» **Given instruction**: Write out the whole listing again, exactly as given.

» **Data entries**:
──────────

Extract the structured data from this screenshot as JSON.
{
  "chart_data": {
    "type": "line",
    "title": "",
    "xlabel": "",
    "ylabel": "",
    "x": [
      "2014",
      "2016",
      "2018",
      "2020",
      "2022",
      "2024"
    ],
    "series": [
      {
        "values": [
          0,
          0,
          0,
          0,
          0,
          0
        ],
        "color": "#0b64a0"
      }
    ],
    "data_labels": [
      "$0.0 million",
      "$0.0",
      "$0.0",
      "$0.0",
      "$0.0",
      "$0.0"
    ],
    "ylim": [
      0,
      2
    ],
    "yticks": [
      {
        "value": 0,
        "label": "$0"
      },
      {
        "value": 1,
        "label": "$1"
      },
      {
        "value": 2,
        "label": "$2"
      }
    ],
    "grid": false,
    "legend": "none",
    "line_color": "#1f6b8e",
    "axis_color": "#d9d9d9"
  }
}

──────────

» **The reply**:
Extract the structured data from this screenshot as JSON.
{
  "chart_data": {
    "type": "line",
    "title": "",
    "xlabel": "",
    "ylabel": "",
    "x": [
      "2014",
      "2016",
      "2018",
      "2020",
      "2022",
      "2024"
    ],
    "series": [
      {
        "values": [
          0,
          0,
          0,
          0,
          0,
          0
        ],
        "color": "#0b64a0"
      }
    ],
    "data_labels": [
      "$0.0 million",
      "$0.0",
      "$0.0",
      "$0.0",
      "$0.0",
      "$0.0"
    ],
    "ylim": [
      0,
      2
    ],
    "yticks": [
      {
        "value": 0,
        "label": "$0"
      },
      {
        "value": 1,
        "label": "$1"
      },
      {
        "value": 2,
        "label": "$2"
      }
    ],
    "grid": false,
    "legend": "none",
    "line_color": "#1f6b8e",
    "axis_color": "#d9d9d9"
  }
}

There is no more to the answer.